* **Zu erledigen**:
(1) Schreib aus dem Text über Trump und die Kirchen das Stück zwischen „Gut vier Monate“ und „Wählerinnen und Wählern.“ neu, beides eingeschlossen. Setz dabei „Hochschulen“ an die Stelle von „Universitäten“.
(2) Fass im Text über Trump und die Kirchen den Absatz, der mit „Der Appell der Washingtoner Bischöfin“ beginnt, kürzer zusammen, ohne die wichtigsten Fakten wegzulassen.

* **Textabschnitt**:
>>>

Donald Trump überwältigt die politische Opposition: Der US-Präsident produziert fast jeden Tag neue Aufreger. Beobachter außerhalb der USA wundern sich, warum aus der Zivilgesellschaft, vor allem aus den Kirchen, nicht mehr Widerstand gegen den Kurs der US-Administration kommt.
Der Appell der Washingtoner Bischöfin Mariann Edgar Budde an Trumps Mitgefühl mit Armen und Schwachen am Tag nach der Amtseinführung im Januar wurde international zwar beachtet. Doch das täuscht darüber hinweg, dass viele Christen in den USA auf der Seite des Präsidenten stehen.
Gut vier Monate nach Amtsantritt gibt es keine Anzeichen, dass die christlichen Anhänger von Trump und dessen „Make America Great Again“-Bewegung sich von der harten Einwanderungs- und Asylpolitik, dem Kahlschlag in manchen Ministerien und dem Angriff auf die Universitäten irritieren lassen. Trumps aggressiv-nostalgisches „Make America Great Again“-Versprechen, trifft – das ist bekannt – auf offene Ohren vor allem unter weißen evangelikalen Wählerinnen und Wählern.

<<<

* **Datenabschnitt**:
>>>

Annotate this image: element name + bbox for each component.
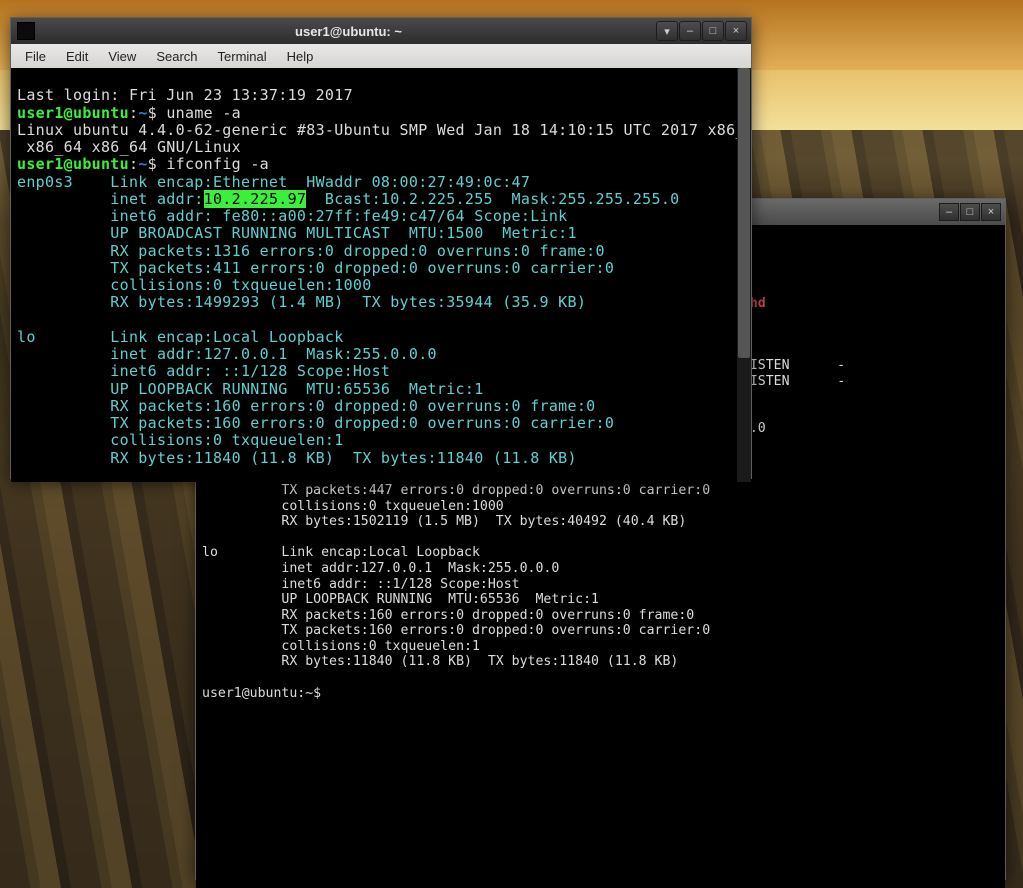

<<<

* **Lösungen**:
(1)
Gut vier Monate nach Amtsantritt gibt es keine Anzeichen, dass die christlichen Anhänger von Trump und dessen „Make America Great Again“-Bewegung sich von der harten Einwanderungs- und Asylpolitik, dem Kahlschlag in manchen Ministerien und dem Angriff auf die Hochschulen irritieren lassen. Trumps aggressiv-nostalgisches „Make America Great Again“-Versprechen, trifft – das ist bekannt – auf offene Ohren vor allem unter weißen evangelikalen Wählerinnen und Wählern.

(2) Am Tag nach der Amtseinführung im Januar appellierte die Washingtoner Bischöfin Mariann Edgar Budde an Trumps Mitgefühl mit Armen und Schwachen. Das fand international Beachtung. Trotzdem stehen viele Christen in den USA auf der Seite des Präsidenten.